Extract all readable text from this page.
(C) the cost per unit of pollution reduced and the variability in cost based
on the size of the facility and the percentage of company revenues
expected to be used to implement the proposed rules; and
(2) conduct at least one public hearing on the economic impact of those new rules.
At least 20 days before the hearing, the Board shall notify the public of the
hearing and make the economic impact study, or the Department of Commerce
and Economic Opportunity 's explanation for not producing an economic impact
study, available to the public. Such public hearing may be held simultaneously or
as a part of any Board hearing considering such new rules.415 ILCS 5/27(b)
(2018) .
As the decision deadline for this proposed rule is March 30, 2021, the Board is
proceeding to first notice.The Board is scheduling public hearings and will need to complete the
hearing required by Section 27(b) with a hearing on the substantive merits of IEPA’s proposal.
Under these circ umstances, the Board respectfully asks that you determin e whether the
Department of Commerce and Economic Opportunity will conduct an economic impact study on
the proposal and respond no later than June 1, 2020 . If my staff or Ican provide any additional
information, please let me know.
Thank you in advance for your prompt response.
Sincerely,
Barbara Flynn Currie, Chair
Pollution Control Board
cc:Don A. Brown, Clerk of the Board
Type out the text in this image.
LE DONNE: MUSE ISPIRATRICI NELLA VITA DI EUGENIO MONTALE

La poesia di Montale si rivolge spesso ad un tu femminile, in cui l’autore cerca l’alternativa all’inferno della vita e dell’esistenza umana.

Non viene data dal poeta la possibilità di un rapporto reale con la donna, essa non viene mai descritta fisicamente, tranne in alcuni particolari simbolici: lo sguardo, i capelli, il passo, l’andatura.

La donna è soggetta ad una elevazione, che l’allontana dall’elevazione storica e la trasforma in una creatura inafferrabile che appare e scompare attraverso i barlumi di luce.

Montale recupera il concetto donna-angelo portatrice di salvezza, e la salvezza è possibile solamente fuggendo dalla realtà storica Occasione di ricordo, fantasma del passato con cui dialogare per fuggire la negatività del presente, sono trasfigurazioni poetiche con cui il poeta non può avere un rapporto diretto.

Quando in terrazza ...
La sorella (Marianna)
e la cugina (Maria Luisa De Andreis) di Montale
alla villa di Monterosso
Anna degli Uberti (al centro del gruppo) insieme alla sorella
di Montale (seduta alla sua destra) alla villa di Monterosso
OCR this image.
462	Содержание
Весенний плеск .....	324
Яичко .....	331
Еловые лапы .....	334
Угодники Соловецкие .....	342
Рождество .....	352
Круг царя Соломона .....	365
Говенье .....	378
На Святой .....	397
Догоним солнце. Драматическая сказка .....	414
================================
Copy out the data shown above without altering anything.

Extract all readable text from this page.
(C) the cost per unit of pollution reduced and the variability in cost based
on the size of the facility and the percentage of company revenues
expected to be used to implement the proposed rules; and
(2) conduct at least one public hearing on the economic impact of those new rules.
At least 20 days before the hearing, the Board shall notify the public of the
hearing and make the economic impact study, or the Department of Commerce
and Economic Opportunity 's explanation for not producing an economic impact
study, available to the public. Such public hearing may be held simultaneously or
as a part of any Board hearing considering such new rules.415 ILCS 5/27(b)
(2018) .
As the decision deadline for this proposed rule is March 30, 2021, the Board is
proceeding to first notice.The Board is scheduling public hearings and will need to complete the
hearing required by Section 27(b) with a hearing on the substantive merits of IEPA’s proposal.
Under these circ umstances, the Board respectfully asks that you determin e whether the
Department of Commerce and Economic Opportunity will conduct an economic impact study on
the proposal and respond no later than June 1, 2020 . If my staff or Ican provide any additional
information, please let me know.
Thank you in advance for your prompt response.
Sincerely,
Barbara Flynn Currie, Chair
Pollution Control Board
cc:Don A. Brown, Clerk of the Board
Type out the text in this image.
LE DONNE: MUSE ISPIRATRICI NELLA VITA DI EUGENIO MONTALE

La poesia di Montale si rivolge spesso ad un tu femminile, in cui l’autore cerca l’alternativa all’inferno della vita e dell’esistenza umana.

Non viene data dal poeta la possibilità di un rapporto reale con la donna, essa non viene mai descritta fisicamente, tranne in alcuni particolari simbolici: lo sguardo, i capelli, il passo, l’andatura.

La donna è soggetta ad una elevazione, che l’allontana dall’elevazione storica e la trasforma in una creatura inafferrabile che appare e scompare attraverso i barlumi di luce.

Montale recupera il concetto donna-angelo portatrice di salvezza, e la salvezza è possibile solamente fuggendo dalla realtà storica Occasione di ricordo, fantasma del passato con cui dialogare per fuggire la negatività del presente, sono trasfigurazioni poetiche con cui il poeta non può avere un rapporto diretto.

Quando in terrazza ...
La sorella (Marianna)
e la cugina (Maria Luisa De Andreis) di Montale
alla villa di Monterosso
Anna degli Uberti (al centro del gruppo) insieme alla sorella
di Montale (seduta alla sua destra) alla villa di Monterosso
OCR this image.
462	Содержание
Весенний плеск .....	324
Яичко .....	331
Еловые лапы .....	334
Угодники Соловецкие .....	342
Рождество .....	352
Круг царя Соломона .....	365
Говенье .....	378
На Святой .....	397
Догоним солнце. Драматическая сказка .....	414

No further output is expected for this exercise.